In the material below, list every line carrying the string "shall".

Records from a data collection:
-----
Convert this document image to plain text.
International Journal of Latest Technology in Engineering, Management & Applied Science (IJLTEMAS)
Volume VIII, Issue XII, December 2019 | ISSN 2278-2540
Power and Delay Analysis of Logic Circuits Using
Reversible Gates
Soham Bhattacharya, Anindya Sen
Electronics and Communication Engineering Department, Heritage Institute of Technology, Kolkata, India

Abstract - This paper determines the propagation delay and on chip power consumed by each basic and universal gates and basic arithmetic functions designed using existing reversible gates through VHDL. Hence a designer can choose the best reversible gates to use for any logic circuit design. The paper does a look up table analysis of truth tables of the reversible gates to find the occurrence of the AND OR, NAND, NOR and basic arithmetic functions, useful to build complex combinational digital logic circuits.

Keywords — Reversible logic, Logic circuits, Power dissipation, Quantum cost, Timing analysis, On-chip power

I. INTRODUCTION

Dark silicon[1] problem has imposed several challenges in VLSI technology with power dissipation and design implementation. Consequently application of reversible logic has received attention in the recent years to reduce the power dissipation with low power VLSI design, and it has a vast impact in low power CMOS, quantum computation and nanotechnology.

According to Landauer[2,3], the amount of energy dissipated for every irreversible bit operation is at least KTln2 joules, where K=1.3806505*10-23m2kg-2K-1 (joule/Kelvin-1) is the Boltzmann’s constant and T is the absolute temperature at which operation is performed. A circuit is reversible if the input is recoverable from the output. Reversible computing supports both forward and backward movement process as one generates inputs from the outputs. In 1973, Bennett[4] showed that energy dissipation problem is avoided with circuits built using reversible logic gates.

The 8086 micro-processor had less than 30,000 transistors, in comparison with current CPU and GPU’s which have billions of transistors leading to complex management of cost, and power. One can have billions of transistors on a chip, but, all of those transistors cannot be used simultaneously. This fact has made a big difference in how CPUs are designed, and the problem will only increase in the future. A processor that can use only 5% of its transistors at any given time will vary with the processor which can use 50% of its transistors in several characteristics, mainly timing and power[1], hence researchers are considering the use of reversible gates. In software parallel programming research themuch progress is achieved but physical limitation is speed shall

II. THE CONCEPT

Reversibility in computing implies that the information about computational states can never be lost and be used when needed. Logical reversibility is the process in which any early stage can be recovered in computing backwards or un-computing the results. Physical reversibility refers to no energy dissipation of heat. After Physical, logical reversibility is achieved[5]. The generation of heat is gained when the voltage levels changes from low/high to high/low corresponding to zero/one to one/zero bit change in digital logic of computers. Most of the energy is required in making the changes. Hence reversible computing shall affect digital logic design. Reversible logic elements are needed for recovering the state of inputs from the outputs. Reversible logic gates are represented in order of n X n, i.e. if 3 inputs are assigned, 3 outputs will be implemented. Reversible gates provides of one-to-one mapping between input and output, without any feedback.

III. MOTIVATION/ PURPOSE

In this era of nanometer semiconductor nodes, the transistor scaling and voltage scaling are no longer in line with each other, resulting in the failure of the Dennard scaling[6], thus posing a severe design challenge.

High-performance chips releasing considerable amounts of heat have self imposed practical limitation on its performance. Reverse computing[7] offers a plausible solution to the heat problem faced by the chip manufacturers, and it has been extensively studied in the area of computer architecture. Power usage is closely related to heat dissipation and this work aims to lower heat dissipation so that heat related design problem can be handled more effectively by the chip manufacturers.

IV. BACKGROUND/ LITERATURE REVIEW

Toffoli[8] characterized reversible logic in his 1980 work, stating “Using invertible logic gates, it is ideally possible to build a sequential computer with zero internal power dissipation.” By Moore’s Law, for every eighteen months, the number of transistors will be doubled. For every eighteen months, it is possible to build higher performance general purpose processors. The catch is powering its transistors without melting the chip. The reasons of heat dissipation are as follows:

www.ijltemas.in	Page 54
-----
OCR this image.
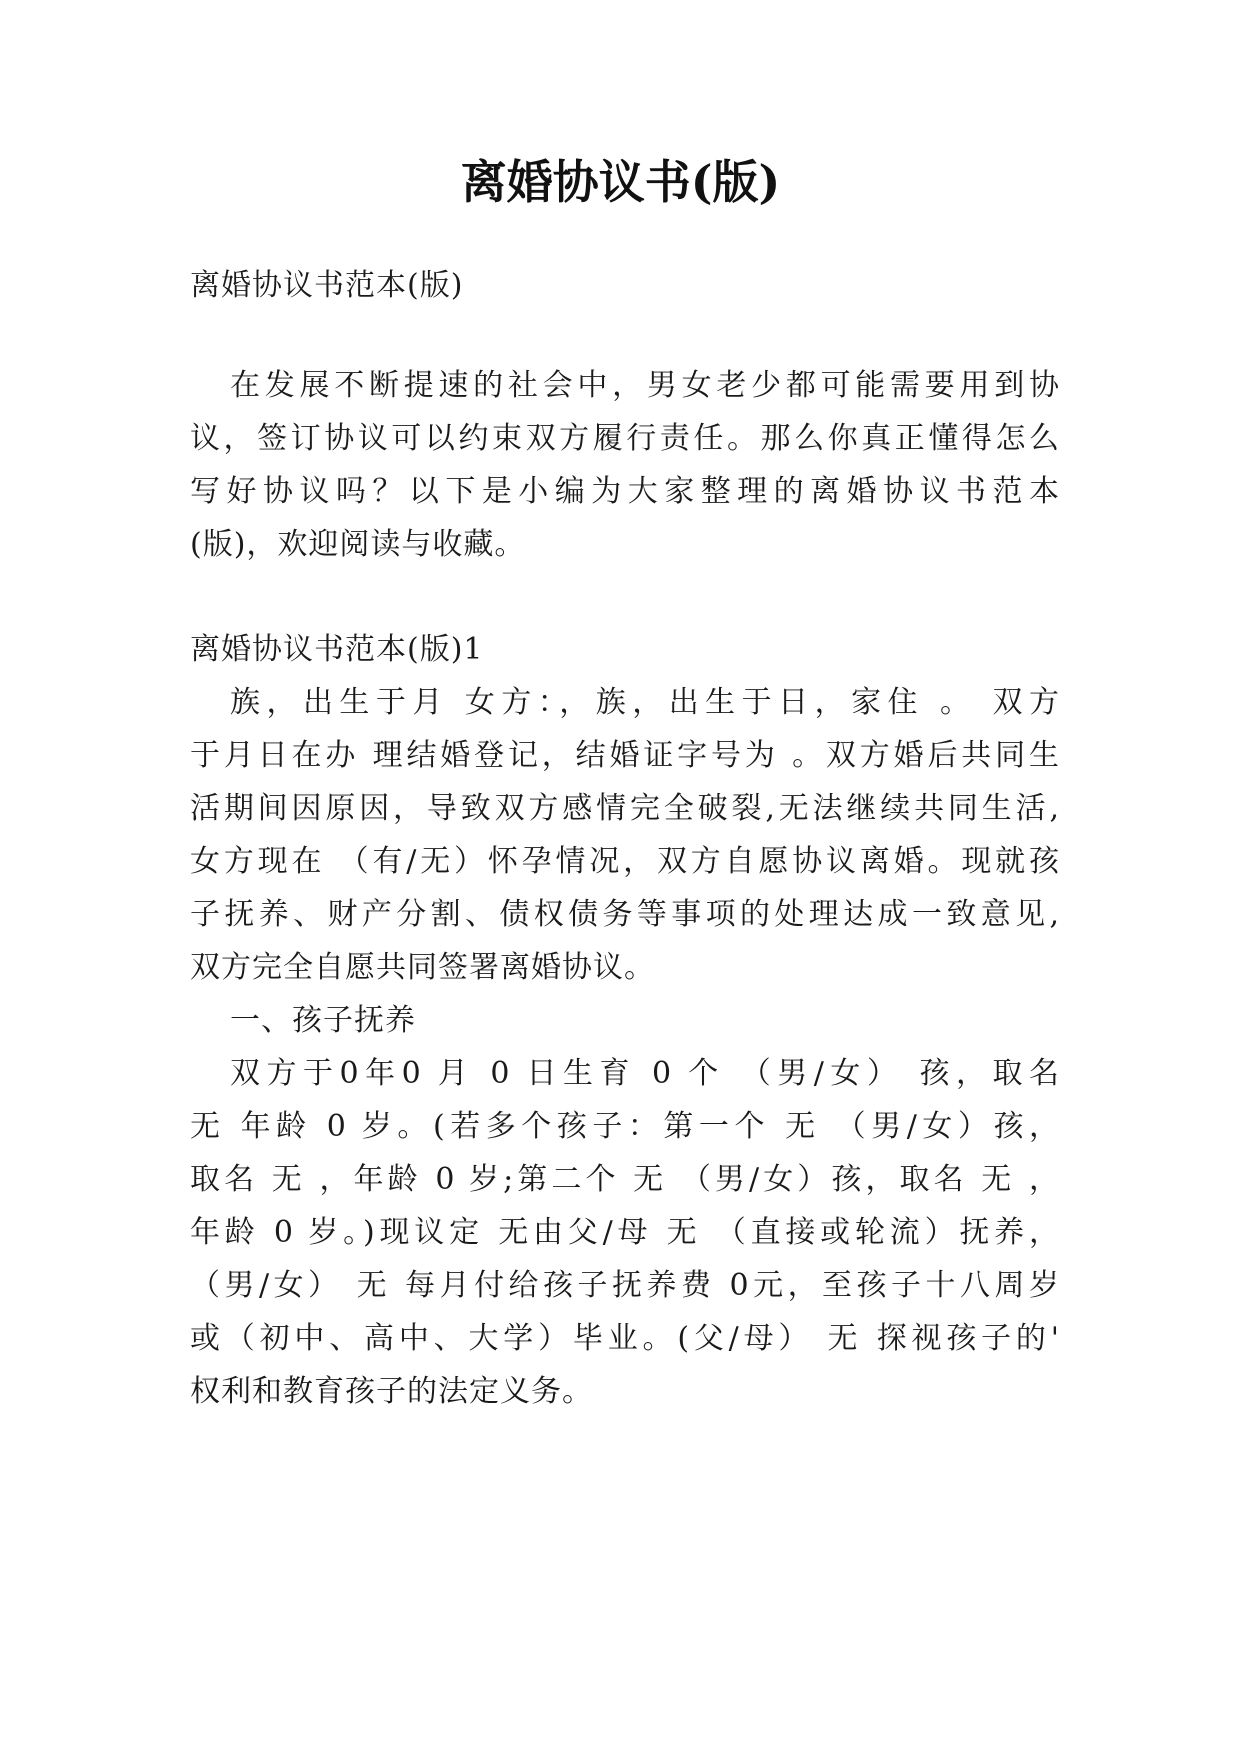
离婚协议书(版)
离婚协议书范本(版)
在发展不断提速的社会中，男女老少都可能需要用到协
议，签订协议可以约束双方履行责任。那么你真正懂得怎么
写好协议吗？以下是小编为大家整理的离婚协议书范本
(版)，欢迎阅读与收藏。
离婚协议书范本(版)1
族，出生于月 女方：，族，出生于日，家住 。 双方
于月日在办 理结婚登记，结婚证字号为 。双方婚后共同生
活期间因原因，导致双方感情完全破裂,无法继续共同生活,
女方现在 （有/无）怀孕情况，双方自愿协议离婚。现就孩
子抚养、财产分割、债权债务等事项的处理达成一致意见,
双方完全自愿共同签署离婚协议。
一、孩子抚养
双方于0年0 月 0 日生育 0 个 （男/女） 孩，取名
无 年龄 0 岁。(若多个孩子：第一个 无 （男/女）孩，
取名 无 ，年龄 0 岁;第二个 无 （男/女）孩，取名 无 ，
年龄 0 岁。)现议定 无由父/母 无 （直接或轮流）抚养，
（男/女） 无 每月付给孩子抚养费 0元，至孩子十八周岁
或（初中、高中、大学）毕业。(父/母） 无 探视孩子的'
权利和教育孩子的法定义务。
-----
### [ANSWER TO THE PROBLEM]
The 8086 micro-processor had less than 30,000 transistors, in comparison with current CPU and GPU’s which have billions of transistors leading to complex management of cost, and power. One can have billions of transistors on a chip, but, all of those transistors cannot be used simultaneously. This fact has made a big difference in how CPUs are designed, and the problem will only increase in the future. A processor that can use only 5% of its transistors at any given time will vary with the processor which can use 50% of its transistors in several characteristics, mainly timing and power[1], hence researchers are considering the use of reversible gates. In software parallel programming research themuch progress is achieved but physical limitation is speed shall
Reversibility in computing implies that the information about computational states can never be lost and be used when needed. Logical reversibility is the process in which any early stage can be recovered in computing backwards or un-computing the results. Physical reversibility refers to no energy dissipation of heat. After Physical, logical reversibility is achieved[5]. The generation of heat is gained when the voltage levels changes from low/high to high/low corresponding to zero/one to one/zero bit change in digital logic of computers. Most of the energy is required in making the changes. Hence reversible computing shall affect digital logic design. Reversible logic elements are needed for recovering the state of inputs from the outputs. Reversible logic gates are represented in order of n X n, i.e. if 3 inputs are assigned, 3 outputs will be implemented. Reversible gates provides of one-to-one mapping between input and output, without any feedback.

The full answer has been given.